> _Task directions_: Scan the entries below. List each line with "index".

Collected data:
▼
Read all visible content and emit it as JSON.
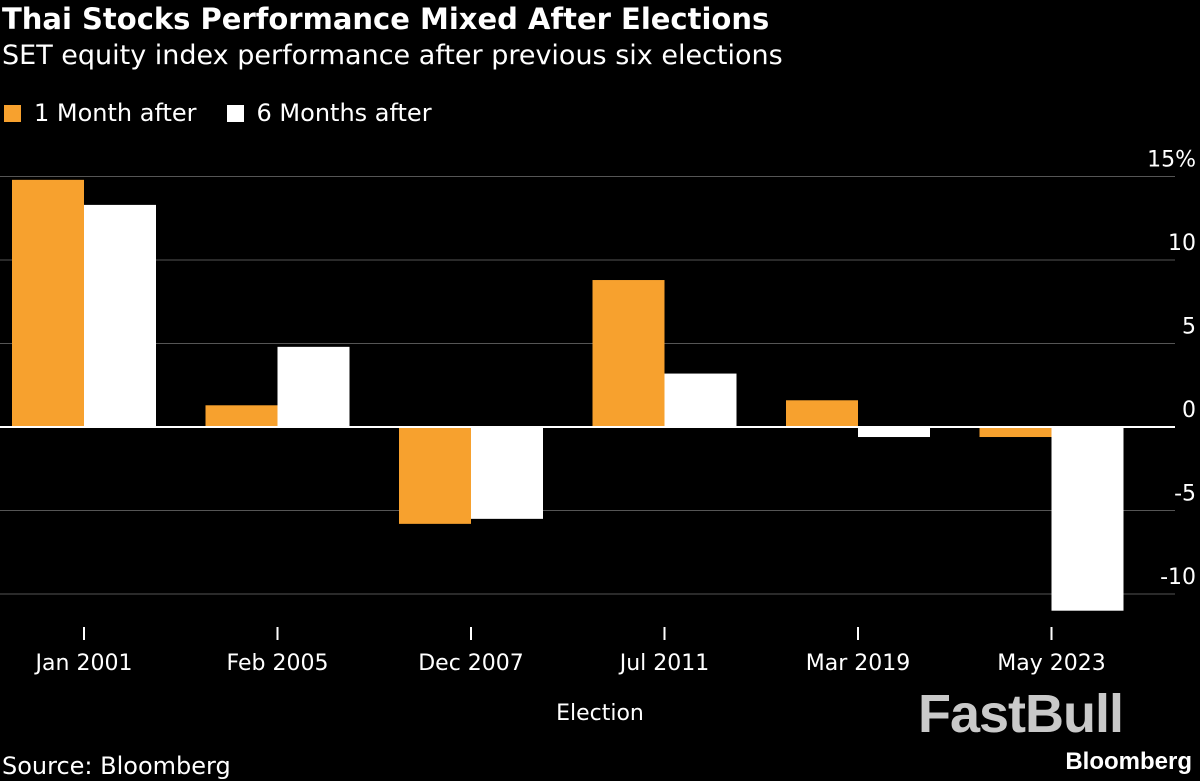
{
  "title": "Thai Stocks Performance Mixed After Elections",
  "subtitle": "SET equity index performance after previous six elections",
  "source": "Source: Bloomberg",
  "watermark": "FastBull",
  "brand": "Bloomberg",
  "colors": {
    "background": "#000000",
    "series_1": "#f7a12e",
    "series_2": "#ffffff",
    "gridline": "#555555"
  },
  "chart_data": {
    "type": "bar",
    "title": "Thai Stocks Performance Mixed After Elections",
    "subtitle": "SET equity index performance after previous six elections",
    "xlabel": "Election",
    "ylabel": "",
    "categories": [
      "Jan 2001",
      "Feb 2005",
      "Dec 2007",
      "Jul 2011",
      "Mar 2019",
      "May 2023"
    ],
    "series": [
      {
        "name": "1 Month after",
        "color": "#f7a12e",
        "values": [
          14.8,
          1.3,
          -5.8,
          8.8,
          1.6,
          -0.6
        ]
      },
      {
        "name": "6 Months after",
        "color": "#ffffff",
        "values": [
          13.3,
          4.8,
          -5.5,
          3.2,
          -0.6,
          -11.0
        ]
      }
    ],
    "ylim": [
      -12,
      15
    ],
    "yticks": [
      15,
      10,
      5,
      0,
      -5,
      -10
    ],
    "ytick_labels": [
      "15%",
      "10",
      "5",
      "0",
      "-5",
      "-10"
    ],
    "grid": true,
    "legend": "top-left"
  }
}
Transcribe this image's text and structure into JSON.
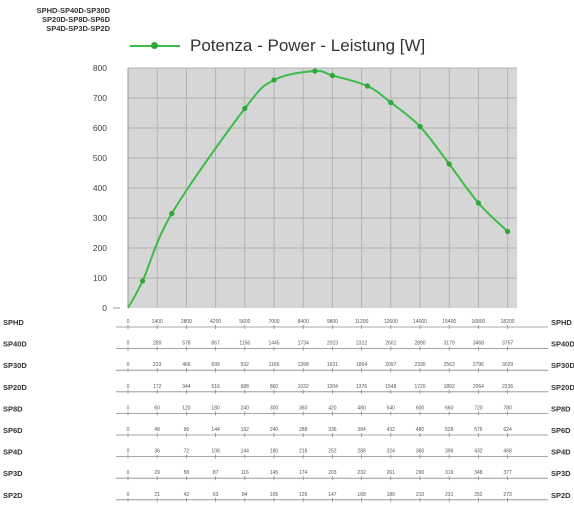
{
  "header": {
    "models": [
      "SPHD-SP40D-SP30D",
      "SP20D-SP8D-SP6D",
      "SP4D-SP3D-SP2D"
    ]
  },
  "legend": {
    "label": "Potenza - Power - Leistung [W]",
    "color": "#3dbb49"
  },
  "chart_data": {
    "type": "line",
    "title": "",
    "xlabel": "",
    "ylabel": "",
    "ylim": [
      0,
      800
    ],
    "yticks": [
      0,
      100,
      200,
      300,
      400,
      500,
      600,
      700,
      800
    ],
    "grid": true,
    "legend_position": "top",
    "series": [
      {
        "name": "Potenza - Power - Leistung [W]",
        "x": [
          0,
          0.5,
          1.5,
          4,
          5,
          6.4,
          7,
          8.2,
          9,
          10,
          11,
          12,
          13
        ],
        "y": [
          0,
          90,
          315,
          665,
          760,
          790,
          775,
          740,
          685,
          605,
          480,
          350,
          255
        ]
      }
    ],
    "rpm_tables": [
      {
        "name": "SPHD",
        "values": [
          "0",
          "1400",
          "2800",
          "4200",
          "5600",
          "7000",
          "8400",
          "9800",
          "11200",
          "12600",
          "14000",
          "15400",
          "16800",
          "18200"
        ]
      },
      {
        "name": "SP40D",
        "values": [
          "0",
          "289",
          "578",
          "867",
          "1156",
          "1445",
          "1734",
          "2023",
          "2312",
          "2601",
          "2890",
          "3179",
          "3468",
          "3757"
        ]
      },
      {
        "name": "SP30D",
        "values": [
          "0",
          "233",
          "466",
          "699",
          "932",
          "1165",
          "1398",
          "1631",
          "1864",
          "2097",
          "2330",
          "2563",
          "2796",
          "3029"
        ]
      },
      {
        "name": "SP20D",
        "values": [
          "0",
          "172",
          "344",
          "516",
          "688",
          "860",
          "1032",
          "1204",
          "1376",
          "1548",
          "1720",
          "1892",
          "2064",
          "2236"
        ]
      },
      {
        "name": "SP8D",
        "values": [
          "0",
          "60",
          "120",
          "180",
          "240",
          "300",
          "360",
          "420",
          "480",
          "540",
          "600",
          "660",
          "720",
          "780"
        ]
      },
      {
        "name": "SP6D",
        "values": [
          "0",
          "48",
          "96",
          "144",
          "192",
          "240",
          "288",
          "336",
          "384",
          "432",
          "480",
          "528",
          "576",
          "624"
        ]
      },
      {
        "name": "SP4D",
        "values": [
          "0",
          "36",
          "72",
          "108",
          "144",
          "180",
          "216",
          "252",
          "288",
          "324",
          "360",
          "396",
          "432",
          "468"
        ]
      },
      {
        "name": "SP3D",
        "values": [
          "0",
          "29",
          "58",
          "87",
          "116",
          "145",
          "174",
          "203",
          "232",
          "261",
          "290",
          "319",
          "348",
          "377"
        ]
      },
      {
        "name": "SP2D",
        "values": [
          "0",
          "21",
          "42",
          "63",
          "84",
          "105",
          "126",
          "147",
          "168",
          "189",
          "210",
          "231",
          "252",
          "273"
        ]
      }
    ]
  }
}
▲
> _Solution to the problem_:
  "subtitle": "SET equity index performance after previous six elections",
    "subtitle": "SET equity index performance after previous six elections",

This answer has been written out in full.